(Rows from a dataset)
--

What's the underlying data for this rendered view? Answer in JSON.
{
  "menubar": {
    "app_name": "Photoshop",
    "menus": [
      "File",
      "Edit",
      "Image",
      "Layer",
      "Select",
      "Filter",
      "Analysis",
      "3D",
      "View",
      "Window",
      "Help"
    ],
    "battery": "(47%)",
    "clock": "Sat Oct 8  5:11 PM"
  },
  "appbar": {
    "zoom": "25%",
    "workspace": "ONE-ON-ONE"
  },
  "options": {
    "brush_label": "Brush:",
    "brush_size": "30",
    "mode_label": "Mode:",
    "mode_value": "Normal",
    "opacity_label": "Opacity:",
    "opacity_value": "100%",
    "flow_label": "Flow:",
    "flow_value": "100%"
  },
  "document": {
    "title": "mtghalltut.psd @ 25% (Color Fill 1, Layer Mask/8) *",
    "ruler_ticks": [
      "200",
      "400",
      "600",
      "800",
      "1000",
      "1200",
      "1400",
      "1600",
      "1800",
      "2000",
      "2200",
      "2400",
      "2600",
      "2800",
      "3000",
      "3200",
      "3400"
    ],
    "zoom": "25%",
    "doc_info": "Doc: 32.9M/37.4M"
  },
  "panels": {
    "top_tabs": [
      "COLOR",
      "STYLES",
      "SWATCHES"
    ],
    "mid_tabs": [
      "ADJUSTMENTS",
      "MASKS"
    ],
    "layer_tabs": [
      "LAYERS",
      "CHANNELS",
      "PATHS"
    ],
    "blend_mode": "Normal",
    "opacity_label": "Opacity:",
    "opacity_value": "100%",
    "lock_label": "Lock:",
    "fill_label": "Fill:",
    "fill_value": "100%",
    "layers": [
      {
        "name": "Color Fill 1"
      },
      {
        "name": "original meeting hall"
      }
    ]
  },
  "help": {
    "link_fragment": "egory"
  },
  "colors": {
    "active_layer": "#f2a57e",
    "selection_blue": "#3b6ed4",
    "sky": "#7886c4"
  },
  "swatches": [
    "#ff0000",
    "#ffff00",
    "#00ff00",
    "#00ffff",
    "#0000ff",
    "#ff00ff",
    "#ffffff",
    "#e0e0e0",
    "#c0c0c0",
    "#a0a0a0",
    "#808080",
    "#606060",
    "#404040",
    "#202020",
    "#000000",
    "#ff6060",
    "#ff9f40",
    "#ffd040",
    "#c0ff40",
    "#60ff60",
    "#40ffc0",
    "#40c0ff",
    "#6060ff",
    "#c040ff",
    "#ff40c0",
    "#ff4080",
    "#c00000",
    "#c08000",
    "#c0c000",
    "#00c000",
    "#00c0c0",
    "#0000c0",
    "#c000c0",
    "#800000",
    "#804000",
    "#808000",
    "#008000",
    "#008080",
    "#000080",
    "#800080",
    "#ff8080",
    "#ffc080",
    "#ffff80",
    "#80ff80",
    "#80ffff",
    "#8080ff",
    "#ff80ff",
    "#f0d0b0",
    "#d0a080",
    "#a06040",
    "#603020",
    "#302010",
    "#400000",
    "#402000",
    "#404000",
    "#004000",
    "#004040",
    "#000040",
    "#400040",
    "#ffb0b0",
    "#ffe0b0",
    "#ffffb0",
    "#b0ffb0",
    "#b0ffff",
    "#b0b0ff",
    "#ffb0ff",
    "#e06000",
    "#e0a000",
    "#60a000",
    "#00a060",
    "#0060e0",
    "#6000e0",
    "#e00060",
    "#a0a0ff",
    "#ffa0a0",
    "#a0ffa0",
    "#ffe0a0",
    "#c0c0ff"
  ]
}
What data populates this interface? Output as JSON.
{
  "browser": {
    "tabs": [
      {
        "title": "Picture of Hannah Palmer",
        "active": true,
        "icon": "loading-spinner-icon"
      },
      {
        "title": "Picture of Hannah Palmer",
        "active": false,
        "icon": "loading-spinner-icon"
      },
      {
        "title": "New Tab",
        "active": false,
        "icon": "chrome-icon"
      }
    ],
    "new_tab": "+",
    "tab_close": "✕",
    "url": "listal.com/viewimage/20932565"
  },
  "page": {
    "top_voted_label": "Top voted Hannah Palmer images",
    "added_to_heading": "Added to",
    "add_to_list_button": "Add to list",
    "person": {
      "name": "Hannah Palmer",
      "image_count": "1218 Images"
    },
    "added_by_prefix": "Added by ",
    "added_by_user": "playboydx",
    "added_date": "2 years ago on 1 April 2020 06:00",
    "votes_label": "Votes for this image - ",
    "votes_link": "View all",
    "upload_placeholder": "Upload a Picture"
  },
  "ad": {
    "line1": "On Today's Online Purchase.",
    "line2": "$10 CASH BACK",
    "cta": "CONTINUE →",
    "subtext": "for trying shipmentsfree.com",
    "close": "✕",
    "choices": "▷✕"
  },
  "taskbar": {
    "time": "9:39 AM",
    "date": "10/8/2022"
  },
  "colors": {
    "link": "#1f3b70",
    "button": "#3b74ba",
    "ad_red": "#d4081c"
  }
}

--

Only the lines from the one with "What data populates" through the end of the material are wanted; copy them exactly, both ends included.

● **RESPONSE BELOW**:
What data populates this interface? Output as JSON.
{
  "browser": {
    "tabs": [
      {
        "title": "Picture of Hannah Palmer",
        "active": true,
        "icon": "loading-spinner-icon"
      },
      {
        "title": "Picture of Hannah Palmer",
        "active": false,
        "icon": "loading-spinner-icon"
      },
      {
        "title": "New Tab",
        "active": false,
        "icon": "chrome-icon"
      }
    ],
    "new_tab": "+",
    "tab_close": "✕",
    "url": "listal.com/viewimage/20932565"
  },
  "page": {
    "top_voted_label": "Top voted Hannah Palmer images",
    "added_to_heading": "Added to",
    "add_to_list_button": "Add to list",
    "person": {
      "name": "Hannah Palmer",
      "image_count": "1218 Images"
    },
    "added_by_prefix": "Added by ",
    "added_by_user": "playboydx",
    "added_date": "2 years ago on 1 April 2020 06:00",
    "votes_label": "Votes for this image - ",
    "votes_link": "View all",
    "upload_placeholder": "Upload a Picture"
  },
  "ad": {
    "line1": "On Today's Online Purchase.",
    "line2": "$10 CASH BACK",
    "cta": "CONTINUE →",
    "subtext": "for trying shipmentsfree.com",
    "close": "✕",
    "choices": "▷✕"
  },
  "taskbar": {
    "time": "9:39 AM",
    "date": "10/8/2022"
  },
  "colors": {
    "link": "#1f3b70",
    "button": "#3b74ba",
    "ad_red": "#d4081c"
  }
}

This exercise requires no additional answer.